> [Objective]:
Repeat, exactly and in full, the lines of the listing below, but without any pictures.

----

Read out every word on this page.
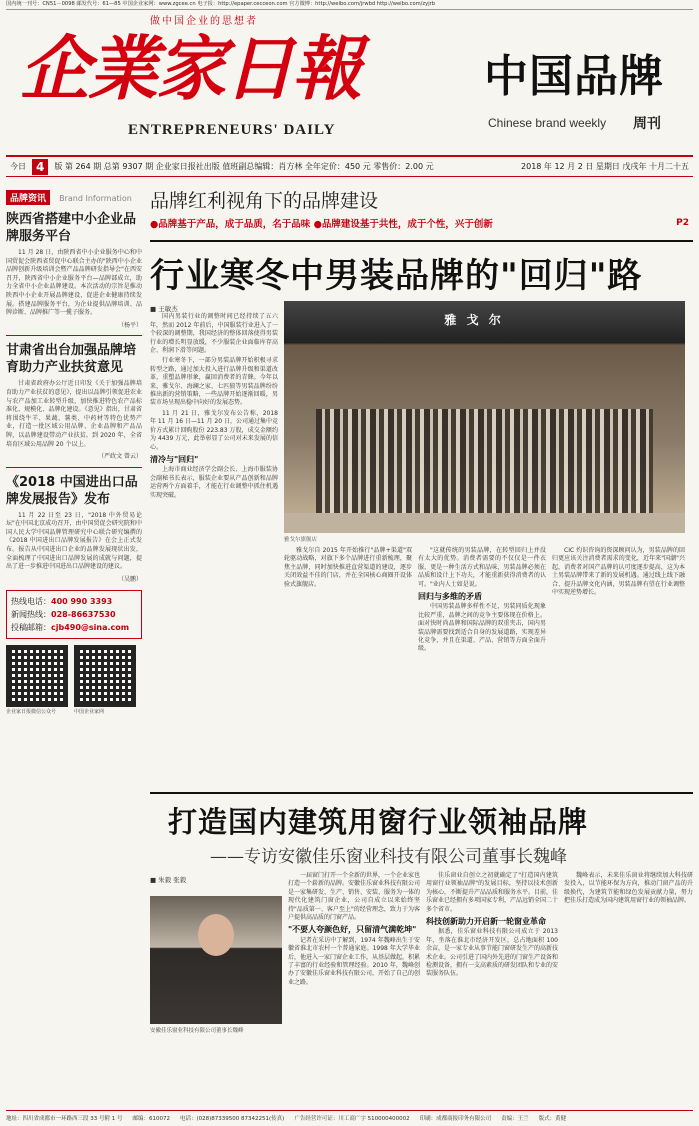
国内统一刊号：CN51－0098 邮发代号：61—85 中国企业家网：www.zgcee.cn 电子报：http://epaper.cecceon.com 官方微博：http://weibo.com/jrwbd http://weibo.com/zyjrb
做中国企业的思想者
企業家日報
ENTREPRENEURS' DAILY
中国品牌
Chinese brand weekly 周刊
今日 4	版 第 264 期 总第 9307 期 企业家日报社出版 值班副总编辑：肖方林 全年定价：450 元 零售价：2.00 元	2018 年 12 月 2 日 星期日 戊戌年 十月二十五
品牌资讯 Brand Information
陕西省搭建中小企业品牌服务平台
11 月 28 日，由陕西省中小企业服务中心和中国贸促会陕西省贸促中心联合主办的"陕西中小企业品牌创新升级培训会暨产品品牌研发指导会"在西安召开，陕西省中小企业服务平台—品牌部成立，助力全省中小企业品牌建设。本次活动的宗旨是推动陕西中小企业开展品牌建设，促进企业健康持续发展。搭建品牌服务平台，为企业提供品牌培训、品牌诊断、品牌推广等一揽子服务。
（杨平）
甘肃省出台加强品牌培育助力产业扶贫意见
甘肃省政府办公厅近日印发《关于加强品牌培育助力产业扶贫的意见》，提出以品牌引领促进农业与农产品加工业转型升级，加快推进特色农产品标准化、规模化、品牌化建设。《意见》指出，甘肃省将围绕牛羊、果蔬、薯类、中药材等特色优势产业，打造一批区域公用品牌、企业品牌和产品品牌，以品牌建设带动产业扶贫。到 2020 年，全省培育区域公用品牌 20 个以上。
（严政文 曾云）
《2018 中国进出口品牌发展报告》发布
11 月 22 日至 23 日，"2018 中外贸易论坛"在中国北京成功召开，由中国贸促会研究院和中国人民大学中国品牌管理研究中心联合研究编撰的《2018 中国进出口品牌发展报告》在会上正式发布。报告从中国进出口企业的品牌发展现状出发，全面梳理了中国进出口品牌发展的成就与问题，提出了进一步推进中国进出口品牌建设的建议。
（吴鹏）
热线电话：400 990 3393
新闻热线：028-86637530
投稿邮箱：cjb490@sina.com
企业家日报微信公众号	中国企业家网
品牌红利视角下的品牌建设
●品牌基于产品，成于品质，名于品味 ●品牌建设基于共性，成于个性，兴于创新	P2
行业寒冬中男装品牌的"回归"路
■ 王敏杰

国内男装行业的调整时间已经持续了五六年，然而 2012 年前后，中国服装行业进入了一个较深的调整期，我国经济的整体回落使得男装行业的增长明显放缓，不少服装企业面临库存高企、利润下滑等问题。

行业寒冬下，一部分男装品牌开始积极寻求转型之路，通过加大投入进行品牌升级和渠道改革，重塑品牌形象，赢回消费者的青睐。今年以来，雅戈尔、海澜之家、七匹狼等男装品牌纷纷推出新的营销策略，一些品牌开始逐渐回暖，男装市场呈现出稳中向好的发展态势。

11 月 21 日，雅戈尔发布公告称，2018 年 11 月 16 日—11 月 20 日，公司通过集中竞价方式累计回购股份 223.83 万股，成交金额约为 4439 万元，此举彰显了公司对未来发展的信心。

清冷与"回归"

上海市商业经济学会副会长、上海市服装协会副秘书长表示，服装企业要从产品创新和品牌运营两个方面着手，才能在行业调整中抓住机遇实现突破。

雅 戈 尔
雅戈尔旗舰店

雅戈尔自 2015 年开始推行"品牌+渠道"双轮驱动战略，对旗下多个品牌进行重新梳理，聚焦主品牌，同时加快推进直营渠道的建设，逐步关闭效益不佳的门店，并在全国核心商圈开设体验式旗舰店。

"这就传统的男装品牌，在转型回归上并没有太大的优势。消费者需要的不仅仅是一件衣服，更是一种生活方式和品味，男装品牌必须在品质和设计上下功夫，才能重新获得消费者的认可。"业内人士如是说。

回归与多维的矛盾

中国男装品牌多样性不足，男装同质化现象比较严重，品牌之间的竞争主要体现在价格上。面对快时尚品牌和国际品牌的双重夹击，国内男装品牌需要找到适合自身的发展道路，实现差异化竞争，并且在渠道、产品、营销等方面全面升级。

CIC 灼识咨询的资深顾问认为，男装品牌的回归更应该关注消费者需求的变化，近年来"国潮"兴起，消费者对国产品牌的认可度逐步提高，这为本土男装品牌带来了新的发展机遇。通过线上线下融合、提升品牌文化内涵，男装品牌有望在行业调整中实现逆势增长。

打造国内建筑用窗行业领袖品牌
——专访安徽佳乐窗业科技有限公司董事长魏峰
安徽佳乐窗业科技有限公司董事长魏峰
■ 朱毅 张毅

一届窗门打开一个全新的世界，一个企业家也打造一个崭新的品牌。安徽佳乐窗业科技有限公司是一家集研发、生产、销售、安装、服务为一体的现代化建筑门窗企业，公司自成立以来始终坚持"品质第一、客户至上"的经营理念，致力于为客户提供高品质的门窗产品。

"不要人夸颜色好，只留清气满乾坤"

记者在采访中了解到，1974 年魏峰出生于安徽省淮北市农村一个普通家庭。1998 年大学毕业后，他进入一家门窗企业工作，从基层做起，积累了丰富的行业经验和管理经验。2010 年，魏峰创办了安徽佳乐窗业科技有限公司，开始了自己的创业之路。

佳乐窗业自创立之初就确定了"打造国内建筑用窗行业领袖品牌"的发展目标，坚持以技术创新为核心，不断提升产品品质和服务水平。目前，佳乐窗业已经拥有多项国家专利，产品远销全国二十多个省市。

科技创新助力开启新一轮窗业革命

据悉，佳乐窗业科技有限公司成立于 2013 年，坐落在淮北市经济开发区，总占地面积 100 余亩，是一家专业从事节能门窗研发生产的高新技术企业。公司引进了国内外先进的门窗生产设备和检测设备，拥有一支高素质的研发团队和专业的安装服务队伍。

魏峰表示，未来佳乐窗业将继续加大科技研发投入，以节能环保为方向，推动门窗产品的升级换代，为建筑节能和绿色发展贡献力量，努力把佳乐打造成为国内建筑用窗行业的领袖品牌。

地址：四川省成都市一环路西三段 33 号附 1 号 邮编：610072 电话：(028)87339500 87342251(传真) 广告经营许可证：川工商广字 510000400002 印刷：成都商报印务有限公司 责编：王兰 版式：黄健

----

> [Right answer]:
Read out every word on this page.
国内统一刊号：CN51－0098 邮发代号：61—85 中国企业家网：www.zgcee.cn 电子报：http://epaper.cecceon.com 官方微博：http://weibo.com/jrwbd http://weibo.com/zyjrb
做中国企业的思想者
企業家日報
ENTREPRENEURS' DAILY
中国品牌
Chinese brand weekly 周刊
今日 4	版 第 264 期 总第 9307 期 企业家日报社出版 值班副总编辑：肖方林 全年定价：450 元 零售价：2.00 元	2018 年 12 月 2 日 星期日 戊戌年 十月二十五
品牌资讯 Brand Information
陕西省搭建中小企业品牌服务平台
11 月 28 日，由陕西省中小企业服务中心和中国贸促会陕西省贸促中心联合主办的"陕西中小企业品牌创新升级培训会暨产品品牌研发指导会"在西安召开，陕西省中小企业服务平台—品牌部成立，助力全省中小企业品牌建设。本次活动的宗旨是推动陕西中小企业开展品牌建设，促进企业健康持续发展。搭建品牌服务平台，为企业提供品牌培训、品牌诊断、品牌推广等一揽子服务。
（杨平）
甘肃省出台加强品牌培育助力产业扶贫意见
甘肃省政府办公厅近日印发《关于加强品牌培育助力产业扶贫的意见》，提出以品牌引领促进农业与农产品加工业转型升级，加快推进特色农产品标准化、规模化、品牌化建设。《意见》指出，甘肃省将围绕牛羊、果蔬、薯类、中药材等特色优势产业，打造一批区域公用品牌、企业品牌和产品品牌，以品牌建设带动产业扶贫。到 2020 年，全省培育区域公用品牌 20 个以上。
（严政文 曾云）
《2018 中国进出口品牌发展报告》发布
11 月 22 日至 23 日，"2018 中外贸易论坛"在中国北京成功召开，由中国贸促会研究院和中国人民大学中国品牌管理研究中心联合研究编撰的《2018 中国进出口品牌发展报告》在会上正式发布。报告从中国进出口企业的品牌发展现状出发，全面梳理了中国进出口品牌发展的成就与问题，提出了进一步推进中国进出口品牌建设的建议。
（吴鹏）
热线电话：400 990 3393
新闻热线：028-86637530
投稿邮箱：cjb490@sina.com
企业家日报微信公众号	中国企业家网
品牌红利视角下的品牌建设
●品牌基于产品，成于品质，名于品味 ●品牌建设基于共性，成于个性，兴于创新	P2
行业寒冬中男装品牌的"回归"路
■ 王敏杰

国内男装行业的调整时间已经持续了五六年，然而 2012 年前后，中国服装行业进入了一个较深的调整期，我国经济的整体回落使得男装行业的增长明显放缓，不少服装企业面临库存高企、利润下滑等问题。

行业寒冬下，一部分男装品牌开始积极寻求转型之路，通过加大投入进行品牌升级和渠道改革，重塑品牌形象，赢回消费者的青睐。今年以来，雅戈尔、海澜之家、七匹狼等男装品牌纷纷推出新的营销策略，一些品牌开始逐渐回暖，男装市场呈现出稳中向好的发展态势。

11 月 21 日，雅戈尔发布公告称，2018 年 11 月 16 日—11 月 20 日，公司通过集中竞价方式累计回购股份 223.83 万股，成交金额约为 4439 万元，此举彰显了公司对未来发展的信心。

清冷与"回归"

上海市商业经济学会副会长、上海市服装协会副秘书长表示，服装企业要从产品创新和品牌运营两个方面着手，才能在行业调整中抓住机遇实现突破。

雅 戈 尔
雅戈尔旗舰店

雅戈尔自 2015 年开始推行"品牌+渠道"双轮驱动战略，对旗下多个品牌进行重新梳理，聚焦主品牌，同时加快推进直营渠道的建设，逐步关闭效益不佳的门店，并在全国核心商圈开设体验式旗舰店。

"这就传统的男装品牌，在转型回归上并没有太大的优势。消费者需要的不仅仅是一件衣服，更是一种生活方式和品味，男装品牌必须在品质和设计上下功夫，才能重新获得消费者的认可。"业内人士如是说。

回归与多维的矛盾

中国男装品牌多样性不足，男装同质化现象比较严重，品牌之间的竞争主要体现在价格上。面对快时尚品牌和国际品牌的双重夹击，国内男装品牌需要找到适合自身的发展道路，实现差异化竞争，并且在渠道、产品、营销等方面全面升级。

CIC 灼识咨询的资深顾问认为，男装品牌的回归更应该关注消费者需求的变化，近年来"国潮"兴起，消费者对国产品牌的认可度逐步提高，这为本土男装品牌带来了新的发展机遇。通过线上线下融合、提升品牌文化内涵，男装品牌有望在行业调整中实现逆势增长。

打造国内建筑用窗行业领袖品牌
——专访安徽佳乐窗业科技有限公司董事长魏峰
安徽佳乐窗业科技有限公司董事长魏峰
■ 朱毅 张毅

一届窗门打开一个全新的世界，一个企业家也打造一个崭新的品牌。安徽佳乐窗业科技有限公司是一家集研发、生产、销售、安装、服务为一体的现代化建筑门窗企业，公司自成立以来始终坚持"品质第一、客户至上"的经营理念，致力于为客户提供高品质的门窗产品。

"不要人夸颜色好，只留清气满乾坤"

记者在采访中了解到，1974 年魏峰出生于安徽省淮北市农村一个普通家庭。1998 年大学毕业后，他进入一家门窗企业工作，从基层做起，积累了丰富的行业经验和管理经验。2010 年，魏峰创办了安徽佳乐窗业科技有限公司，开始了自己的创业之路。

佳乐窗业自创立之初就确定了"打造国内建筑用窗行业领袖品牌"的发展目标，坚持以技术创新为核心，不断提升产品品质和服务水平。目前，佳乐窗业已经拥有多项国家专利，产品远销全国二十多个省市。

科技创新助力开启新一轮窗业革命

据悉，佳乐窗业科技有限公司成立于 2013 年，坐落在淮北市经济开发区，总占地面积 100 余亩，是一家专业从事节能门窗研发生产的高新技术企业。公司引进了国内外先进的门窗生产设备和检测设备，拥有一支高素质的研发团队和专业的安装服务队伍。

魏峰表示，未来佳乐窗业将继续加大科技研发投入，以节能环保为方向，推动门窗产品的升级换代，为建筑节能和绿色发展贡献力量，努力把佳乐打造成为国内建筑用窗行业的领袖品牌。

地址：四川省成都市一环路西三段 33 号附 1 号 邮编：610072 电话：(028)87339500 87342251(传真) 广告经营许可证：川工商广字 510000400002 印刷：成都商报印务有限公司 责编：王兰 版式：黄健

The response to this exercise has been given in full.